##### Extracted material

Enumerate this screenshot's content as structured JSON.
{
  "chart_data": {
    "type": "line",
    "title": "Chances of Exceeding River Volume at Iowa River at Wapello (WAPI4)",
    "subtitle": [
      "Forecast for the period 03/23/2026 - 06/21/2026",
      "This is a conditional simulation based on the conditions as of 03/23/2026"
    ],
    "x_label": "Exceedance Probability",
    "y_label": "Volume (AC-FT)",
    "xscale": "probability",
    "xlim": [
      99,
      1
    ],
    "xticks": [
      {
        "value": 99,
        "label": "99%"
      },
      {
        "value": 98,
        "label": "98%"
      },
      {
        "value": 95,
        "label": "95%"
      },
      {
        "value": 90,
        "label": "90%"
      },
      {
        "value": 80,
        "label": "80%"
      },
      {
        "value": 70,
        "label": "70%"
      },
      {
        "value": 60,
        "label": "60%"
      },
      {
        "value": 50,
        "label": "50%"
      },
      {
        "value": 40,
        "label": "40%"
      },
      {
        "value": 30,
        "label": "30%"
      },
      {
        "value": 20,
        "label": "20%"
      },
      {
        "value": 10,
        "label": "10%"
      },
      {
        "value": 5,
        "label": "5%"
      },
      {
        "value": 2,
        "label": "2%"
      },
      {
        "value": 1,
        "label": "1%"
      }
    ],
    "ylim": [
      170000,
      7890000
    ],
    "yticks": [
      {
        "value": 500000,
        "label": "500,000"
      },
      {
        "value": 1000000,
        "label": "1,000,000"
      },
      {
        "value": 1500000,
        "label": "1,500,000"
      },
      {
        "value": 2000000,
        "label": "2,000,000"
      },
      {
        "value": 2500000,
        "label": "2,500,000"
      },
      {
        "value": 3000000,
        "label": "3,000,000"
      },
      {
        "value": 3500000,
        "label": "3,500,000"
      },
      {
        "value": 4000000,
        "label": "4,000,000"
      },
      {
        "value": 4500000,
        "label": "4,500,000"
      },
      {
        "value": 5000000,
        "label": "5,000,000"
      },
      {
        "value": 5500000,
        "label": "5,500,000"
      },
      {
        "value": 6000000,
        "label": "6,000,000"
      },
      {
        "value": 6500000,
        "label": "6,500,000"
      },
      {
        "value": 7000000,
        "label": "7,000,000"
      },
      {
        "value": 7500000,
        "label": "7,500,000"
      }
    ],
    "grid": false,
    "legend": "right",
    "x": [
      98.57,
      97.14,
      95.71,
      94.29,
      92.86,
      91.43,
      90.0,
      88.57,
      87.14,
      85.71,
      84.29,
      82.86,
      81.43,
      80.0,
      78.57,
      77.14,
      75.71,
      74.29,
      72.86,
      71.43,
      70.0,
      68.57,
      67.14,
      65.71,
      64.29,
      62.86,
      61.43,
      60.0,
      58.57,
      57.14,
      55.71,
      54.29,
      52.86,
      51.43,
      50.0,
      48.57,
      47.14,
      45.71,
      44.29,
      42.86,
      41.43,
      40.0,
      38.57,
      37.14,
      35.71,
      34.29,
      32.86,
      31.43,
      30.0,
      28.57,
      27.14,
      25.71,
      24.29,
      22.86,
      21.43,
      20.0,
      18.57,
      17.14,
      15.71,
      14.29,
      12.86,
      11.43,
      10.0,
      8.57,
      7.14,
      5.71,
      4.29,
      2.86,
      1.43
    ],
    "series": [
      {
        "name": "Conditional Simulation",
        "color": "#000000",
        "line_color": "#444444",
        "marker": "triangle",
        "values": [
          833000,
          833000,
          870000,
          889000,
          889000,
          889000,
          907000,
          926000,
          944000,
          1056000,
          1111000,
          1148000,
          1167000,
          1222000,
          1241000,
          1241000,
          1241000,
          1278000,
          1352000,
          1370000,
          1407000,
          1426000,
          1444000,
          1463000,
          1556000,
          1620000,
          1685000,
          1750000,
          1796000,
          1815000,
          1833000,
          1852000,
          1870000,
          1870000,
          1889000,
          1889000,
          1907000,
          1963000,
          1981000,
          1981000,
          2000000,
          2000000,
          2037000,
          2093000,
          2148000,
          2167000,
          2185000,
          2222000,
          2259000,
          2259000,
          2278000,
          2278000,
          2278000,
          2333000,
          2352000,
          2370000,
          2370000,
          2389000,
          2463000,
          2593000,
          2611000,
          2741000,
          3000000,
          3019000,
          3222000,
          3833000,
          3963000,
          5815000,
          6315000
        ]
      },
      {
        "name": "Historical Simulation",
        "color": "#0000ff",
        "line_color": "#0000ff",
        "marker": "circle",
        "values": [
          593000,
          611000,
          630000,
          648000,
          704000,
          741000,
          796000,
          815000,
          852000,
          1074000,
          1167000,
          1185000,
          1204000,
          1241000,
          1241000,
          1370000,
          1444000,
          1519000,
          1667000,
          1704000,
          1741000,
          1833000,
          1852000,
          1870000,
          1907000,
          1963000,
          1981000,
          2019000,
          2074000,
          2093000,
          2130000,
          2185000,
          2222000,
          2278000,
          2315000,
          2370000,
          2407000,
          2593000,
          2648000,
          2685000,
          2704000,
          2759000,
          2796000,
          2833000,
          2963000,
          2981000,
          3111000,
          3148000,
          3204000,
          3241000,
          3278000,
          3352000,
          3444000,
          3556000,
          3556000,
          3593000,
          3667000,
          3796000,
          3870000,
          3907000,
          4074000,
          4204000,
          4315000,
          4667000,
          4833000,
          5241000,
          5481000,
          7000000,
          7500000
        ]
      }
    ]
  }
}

##########

**Task description**
Scan the material above. Extract every line in which the word "Volume" occurs.

**Complete response**
    "title": "Chances of Exceeding River Volume at Iowa River at Wapello (WAPI4)",
    "y_label": "Volume (AC-FT)",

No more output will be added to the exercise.